(已存储的数据集条目)
--*--
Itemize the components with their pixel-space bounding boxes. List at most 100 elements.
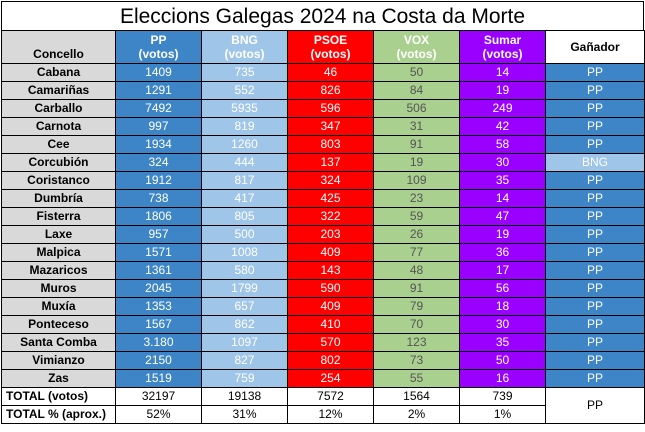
header-ganador: Gañador <box>545 30 645 64</box>
header-bng-label: BNG <box>231 33 258 47</box>
cell-ganador: BNG <box>545 153 645 172</box>
table-row: Muxía 1353 657 409 79 18 PP <box>1 297 645 316</box>
total-votos-sumar: 739 <box>459 387 546 406</box>
table-row: Vimianzo 2150 827 802 73 50 PP <box>1 351 645 370</box>
cell-bng: 580 <box>201 261 288 280</box>
cell-psoe: 570 <box>287 333 374 352</box>
cell-vox: 59 <box>373 207 460 226</box>
cell-vox: 26 <box>373 225 460 244</box>
cell-sumar: 14 <box>459 63 546 82</box>
cell-concello: Cee <box>1 135 116 154</box>
total-votos-vox: 1564 <box>373 387 460 406</box>
cell-psoe: 802 <box>287 351 374 370</box>
cell-pp: 957 <box>115 225 202 244</box>
cell-sumar: 58 <box>459 135 546 154</box>
cell-concello: Corcubión <box>1 153 116 172</box>
table-row: Cee 1934 1260 803 91 58 PP <box>1 135 645 154</box>
cell-pp: 2150 <box>115 351 202 370</box>
cell-ganador: PP <box>545 135 645 154</box>
cell-vox: 19 <box>373 153 460 172</box>
cell-pp: 1409 <box>115 63 202 82</box>
cell-psoe: 425 <box>287 189 374 208</box>
header-bng: BNG (votos) <box>201 30 288 64</box>
total-percent-sumar: 1% <box>459 405 546 424</box>
cell-ganador: PP <box>545 333 645 352</box>
cell-ganador: PP <box>545 261 645 280</box>
cell-sumar: 35 <box>459 333 546 352</box>
cell-psoe: 803 <box>287 135 374 154</box>
table-row: Camariñas 1291 552 826 84 19 PP <box>1 81 645 100</box>
header-pp: PP (votos) <box>115 30 202 64</box>
cell-sumar: 14 <box>459 189 546 208</box>
cell-sumar: 35 <box>459 171 546 190</box>
cell-ganador: PP <box>545 81 645 100</box>
header-sumar-label: Sumar <box>483 33 522 47</box>
cell-vox: 84 <box>373 81 460 100</box>
table-row: Fisterra 1806 805 322 59 47 PP <box>1 207 645 226</box>
cell-bng: 819 <box>201 117 288 136</box>
cell-bng: 735 <box>201 63 288 82</box>
cell-pp: 3.180 <box>115 333 202 352</box>
cell-vox: 79 <box>373 297 460 316</box>
cell-concello: Ponteceso <box>1 315 116 334</box>
table-row: Dumbría 738 417 425 23 14 PP <box>1 189 645 208</box>
total-percent-pp: 52% <box>115 405 202 424</box>
cell-ganador: PP <box>545 63 645 82</box>
header-bng-votos: (votos) <box>224 47 265 61</box>
cell-vox: 48 <box>373 261 460 280</box>
cell-pp: 1291 <box>115 81 202 100</box>
table-row: Malpica 1571 1008 409 77 36 PP <box>1 243 645 262</box>
cell-pp: 1567 <box>115 315 202 334</box>
cell-concello: Camariñas <box>1 81 116 100</box>
total-percent-vox: 2% <box>373 405 460 424</box>
cell-bng: 1008 <box>201 243 288 262</box>
header-vox-label: VOX <box>403 33 430 47</box>
cell-psoe: 409 <box>287 297 374 316</box>
cell-sumar: 30 <box>459 153 546 172</box>
cell-sumar: 17 <box>459 261 546 280</box>
total-ganador: PP <box>545 387 645 424</box>
cell-pp: 1571 <box>115 243 202 262</box>
total-votos-bng: 19138 <box>201 387 288 406</box>
cell-psoe: 590 <box>287 279 374 298</box>
cell-vox: 23 <box>373 189 460 208</box>
cell-pp: 1912 <box>115 171 202 190</box>
cell-ganador: PP <box>545 243 645 262</box>
cell-vox: 91 <box>373 135 460 154</box>
header-psoe-votos: (votos) <box>310 47 351 61</box>
cell-ganador: PP <box>545 189 645 208</box>
cell-bng: 552 <box>201 81 288 100</box>
cell-bng: 417 <box>201 189 288 208</box>
cell-vox: 73 <box>373 351 460 370</box>
cell-vox: 123 <box>373 333 460 352</box>
cell-psoe: 596 <box>287 99 374 118</box>
results-table: Concello PP (votos) BNG (votos) PSOE (votos… <box>1 30 645 424</box>
cell-pp: 1519 <box>115 369 202 388</box>
cell-bng: 657 <box>201 297 288 316</box>
cell-concello: Laxe <box>1 225 116 244</box>
cell-sumar: 19 <box>459 225 546 244</box>
table-row: Corcubión 324 444 137 19 30 BNG <box>1 153 645 172</box>
header-vox-votos: (votos) <box>396 47 437 61</box>
cell-psoe: 254 <box>287 369 374 388</box>
cell-psoe: 143 <box>287 261 374 280</box>
table-row: Laxe 957 500 203 26 19 PP <box>1 225 645 244</box>
cell-psoe: 409 <box>287 243 374 262</box>
cell-ganador: PP <box>545 369 645 388</box>
cell-psoe: 826 <box>287 81 374 100</box>
cell-psoe: 203 <box>287 225 374 244</box>
cell-concello: Carballo <box>1 99 116 118</box>
results-body: Cabana 1409 735 46 50 14 PP Camariñas 1291 552 826… <box>1 63 645 388</box>
cell-sumar: 50 <box>459 351 546 370</box>
cell-psoe: 324 <box>287 171 374 190</box>
header-concello: Concello <box>1 30 116 64</box>
cell-vox: 50 <box>373 63 460 82</box>
header-sumar: Sumar (votos) <box>459 30 546 64</box>
cell-pp: 997 <box>115 117 202 136</box>
cell-bng: 805 <box>201 207 288 226</box>
table-row: Zas 1519 759 254 55 16 PP <box>1 369 645 388</box>
table-row: Cabana 1409 735 46 50 14 PP <box>1 63 645 82</box>
cell-concello: Muros <box>1 279 116 298</box>
cell-pp: 1353 <box>115 297 202 316</box>
header-pp-label: PP <box>150 33 167 47</box>
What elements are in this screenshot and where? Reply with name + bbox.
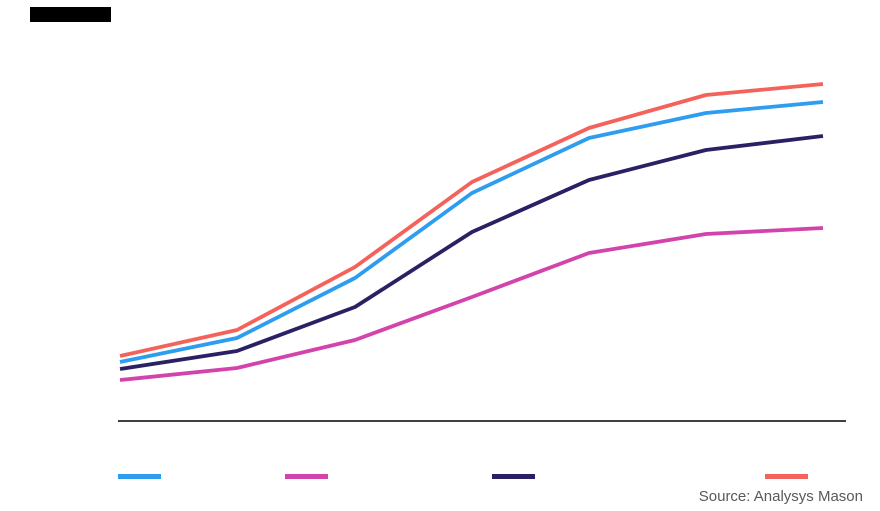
legend-swatch-coral	[765, 474, 808, 479]
title-placeholder-block	[30, 7, 111, 22]
legend-swatch-magenta	[285, 474, 328, 479]
source-attribution: Source: Analysys Mason	[698, 488, 863, 505]
legend-swatch-navy	[492, 474, 535, 479]
line-series-navy	[119, 134, 824, 371]
line-series-coral	[119, 82, 824, 358]
line-series-blue	[119, 100, 824, 364]
legend-swatch-blue	[118, 474, 161, 479]
chart-legend	[0, 474, 880, 480]
line-series-magenta	[119, 226, 824, 382]
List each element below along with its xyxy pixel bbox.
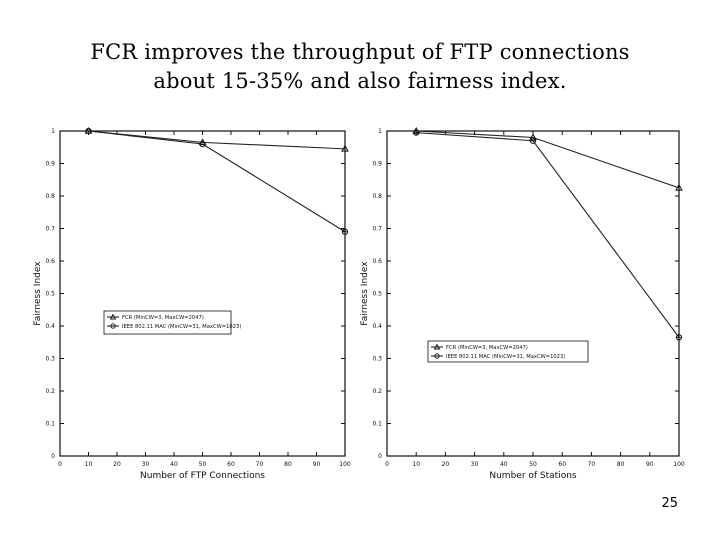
--*--
> **给定指令**
能否把上面的全部材料逐字照录一遍，并省去其中的图片？

> **完整答案**
Itemize the components with their pixel-space bounding boxes. List at most 100 elements.
header-ganador: Gañador <box>545 30 645 64</box>
header-bng-label: BNG <box>231 33 258 47</box>
cell-ganador: BNG <box>545 153 645 172</box>
table-row: Muxía 1353 657 409 79 18 PP <box>1 297 645 316</box>
total-votos-sumar: 739 <box>459 387 546 406</box>
table-row: Vimianzo 2150 827 802 73 50 PP <box>1 351 645 370</box>
cell-bng: 580 <box>201 261 288 280</box>
cell-psoe: 570 <box>287 333 374 352</box>
cell-vox: 59 <box>373 207 460 226</box>
cell-vox: 26 <box>373 225 460 244</box>
cell-sumar: 14 <box>459 63 546 82</box>
cell-concello: Cee <box>1 135 116 154</box>
total-votos-vox: 1564 <box>373 387 460 406</box>
cell-psoe: 802 <box>287 351 374 370</box>
cell-pp: 957 <box>115 225 202 244</box>
cell-sumar: 58 <box>459 135 546 154</box>
cell-concello: Corcubión <box>1 153 116 172</box>
table-row: Cee 1934 1260 803 91 58 PP <box>1 135 645 154</box>
cell-pp: 2150 <box>115 351 202 370</box>
cell-ganador: PP <box>545 135 645 154</box>
cell-vox: 19 <box>373 153 460 172</box>
cell-pp: 1409 <box>115 63 202 82</box>
cell-psoe: 425 <box>287 189 374 208</box>
header-bng: BNG (votos) <box>201 30 288 64</box>
total-percent-sumar: 1% <box>459 405 546 424</box>
cell-ganador: PP <box>545 333 645 352</box>
cell-ganador: PP <box>545 261 645 280</box>
cell-sumar: 35 <box>459 333 546 352</box>
cell-psoe: 803 <box>287 135 374 154</box>
table-row: Camariñas 1291 552 826 84 19 PP <box>1 81 645 100</box>
header-pp: PP (votos) <box>115 30 202 64</box>
cell-sumar: 14 <box>459 189 546 208</box>
cell-sumar: 35 <box>459 171 546 190</box>
cell-ganador: PP <box>545 81 645 100</box>
header-sumar-label: Sumar <box>483 33 522 47</box>
cell-vox: 84 <box>373 81 460 100</box>
table-row: Fisterra 1806 805 322 59 47 PP <box>1 207 645 226</box>
cell-bng: 819 <box>201 117 288 136</box>
cell-bng: 735 <box>201 63 288 82</box>
cell-pp: 3.180 <box>115 333 202 352</box>
cell-vox: 79 <box>373 297 460 316</box>
cell-concello: Ponteceso <box>1 315 116 334</box>
table-row: Dumbría 738 417 425 23 14 PP <box>1 189 645 208</box>
total-percent-pp: 52% <box>115 405 202 424</box>
cell-ganador: PP <box>545 63 645 82</box>
header-bng-votos: (votos) <box>224 47 265 61</box>
cell-vox: 48 <box>373 261 460 280</box>
cell-pp: 1291 <box>115 81 202 100</box>
table-row: Malpica 1571 1008 409 77 36 PP <box>1 243 645 262</box>
cell-pp: 1567 <box>115 315 202 334</box>
cell-concello: Camariñas <box>1 81 116 100</box>
total-percent-vox: 2% <box>373 405 460 424</box>
cell-bng: 1008 <box>201 243 288 262</box>
header-vox-label: VOX <box>403 33 430 47</box>
cell-psoe: 409 <box>287 297 374 316</box>
cell-sumar: 30 <box>459 153 546 172</box>
cell-sumar: 17 <box>459 261 546 280</box>
total-ganador: PP <box>545 387 645 424</box>
cell-pp: 1571 <box>115 243 202 262</box>
total-votos-bng: 19138 <box>201 387 288 406</box>
cell-psoe: 590 <box>287 279 374 298</box>
cell-vox: 23 <box>373 189 460 208</box>
cell-pp: 1912 <box>115 171 202 190</box>
cell-ganador: PP <box>545 243 645 262</box>
cell-vox: 91 <box>373 135 460 154</box>
header-psoe-votos: (votos) <box>310 47 351 61</box>
cell-ganador: PP <box>545 189 645 208</box>
cell-bng: 552 <box>201 81 288 100</box>
cell-bng: 417 <box>201 189 288 208</box>
cell-vox: 73 <box>373 351 460 370</box>
cell-vox: 123 <box>373 333 460 352</box>
cell-psoe: 596 <box>287 99 374 118</box>
results-table: Concello PP (votos) BNG (votos) PSOE (votos… <box>1 30 645 424</box>
cell-pp: 1519 <box>115 369 202 388</box>
cell-bng: 657 <box>201 297 288 316</box>
cell-concello: Laxe <box>1 225 116 244</box>
cell-sumar: 19 <box>459 225 546 244</box>
table-row: Corcubión 324 444 137 19 30 BNG <box>1 153 645 172</box>
header-vox-votos: (votos) <box>396 47 437 61</box>
cell-psoe: 254 <box>287 369 374 388</box>
cell-psoe: 143 <box>287 261 374 280</box>
table-row: Laxe 957 500 203 26 19 PP <box>1 225 645 244</box>
cell-psoe: 409 <box>287 243 374 262</box>
cell-ganador: PP <box>545 369 645 388</box>
cell-psoe: 826 <box>287 81 374 100</box>
cell-psoe: 203 <box>287 225 374 244</box>
cell-concello: Carballo <box>1 99 116 118</box>
results-body: Cabana 1409 735 46 50 14 PP Camariñas 1291 552 826… <box>1 63 645 388</box>
cell-sumar: 50 <box>459 351 546 370</box>
cell-psoe: 324 <box>287 171 374 190</box>
header-concello: Concello <box>1 30 116 64</box>
cell-vox: 50 <box>373 63 460 82</box>
header-sumar: Sumar (votos) <box>459 30 546 64</box>
cell-pp: 997 <box>115 117 202 136</box>
cell-bng: 805 <box>201 207 288 226</box>
table-row: Zas 1519 759 254 55 16 PP <box>1 369 645 388</box>
table-row: Cabana 1409 735 46 50 14 PP <box>1 63 645 82</box>
cell-concello: Muros <box>1 279 116 298</box>
cell-pp: 1353 <box>115 297 202 316</box>
header-pp-label: PP <box>150 33 167 47</box>
What elements are in this screenshot and where? Reply with name + bbox.
legend-swatch-coral	[765, 474, 808, 479]
title-placeholder-block	[30, 7, 111, 22]
legend-swatch-magenta	[285, 474, 328, 479]
source-attribution: Source: Analysys Mason	[698, 488, 863, 505]
legend-swatch-navy	[492, 474, 535, 479]
line-series-navy	[119, 134, 824, 371]
line-series-coral	[119, 82, 824, 358]
line-series-blue	[119, 100, 824, 364]
legend-swatch-blue	[118, 474, 161, 479]
chart-legend	[0, 474, 880, 480]
line-series-magenta	[119, 226, 824, 382]
List each element below along with its xyxy pixel bbox.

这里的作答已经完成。